BRIEF — Below are some records; give them all again exactly, but not the pictures.

MATERIAL FOR THIS EXERCISE —
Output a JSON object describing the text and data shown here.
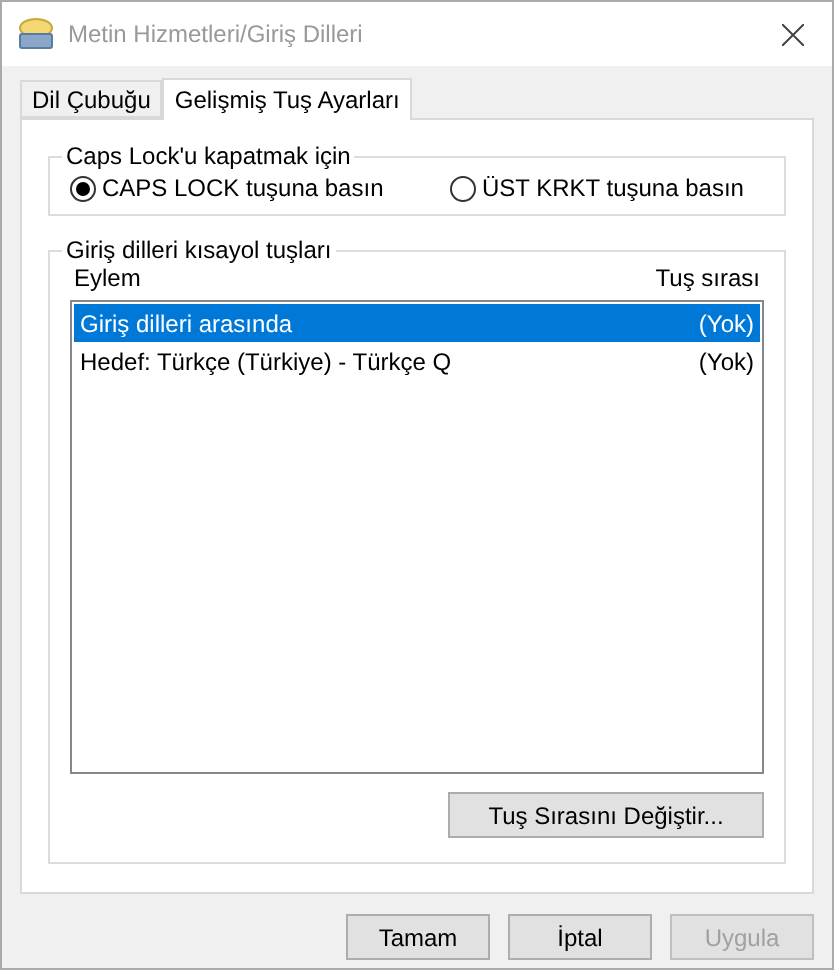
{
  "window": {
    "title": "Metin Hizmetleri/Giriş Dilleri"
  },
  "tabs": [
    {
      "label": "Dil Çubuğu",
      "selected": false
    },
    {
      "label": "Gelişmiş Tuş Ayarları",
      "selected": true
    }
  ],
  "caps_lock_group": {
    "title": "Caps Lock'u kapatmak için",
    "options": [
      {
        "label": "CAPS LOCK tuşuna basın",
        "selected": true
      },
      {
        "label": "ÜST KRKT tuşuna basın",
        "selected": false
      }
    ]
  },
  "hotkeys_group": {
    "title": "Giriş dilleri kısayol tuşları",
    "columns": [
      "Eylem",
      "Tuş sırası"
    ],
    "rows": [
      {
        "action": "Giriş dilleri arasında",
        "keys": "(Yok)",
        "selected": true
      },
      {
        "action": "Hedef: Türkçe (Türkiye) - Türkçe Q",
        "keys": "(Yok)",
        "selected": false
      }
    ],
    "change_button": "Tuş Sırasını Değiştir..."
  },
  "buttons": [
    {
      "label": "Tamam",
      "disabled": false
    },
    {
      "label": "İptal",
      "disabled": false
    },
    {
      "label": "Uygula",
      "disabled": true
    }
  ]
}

COMPLETE OUTPUT —
Output a JSON object describing the text and data shown here.
{
  "window": {
    "title": "Metin Hizmetleri/Giriş Dilleri"
  },
  "tabs": [
    {
      "label": "Dil Çubuğu",
      "selected": false
    },
    {
      "label": "Gelişmiş Tuş Ayarları",
      "selected": true
    }
  ],
  "caps_lock_group": {
    "title": "Caps Lock'u kapatmak için",
    "options": [
      {
        "label": "CAPS LOCK tuşuna basın",
        "selected": true
      },
      {
        "label": "ÜST KRKT tuşuna basın",
        "selected": false
      }
    ]
  },
  "hotkeys_group": {
    "title": "Giriş dilleri kısayol tuşları",
    "columns": [
      "Eylem",
      "Tuş sırası"
    ],
    "rows": [
      {
        "action": "Giriş dilleri arasında",
        "keys": "(Yok)",
        "selected": true
      },
      {
        "action": "Hedef: Türkçe (Türkiye) - Türkçe Q",
        "keys": "(Yok)",
        "selected": false
      }
    ],
    "change_button": "Tuş Sırasını Değiştir..."
  },
  "buttons": [
    {
      "label": "Tamam",
      "disabled": false
    },
    {
      "label": "İptal",
      "disabled": false
    },
    {
      "label": "Uygula",
      "disabled": true
    }
  ]
}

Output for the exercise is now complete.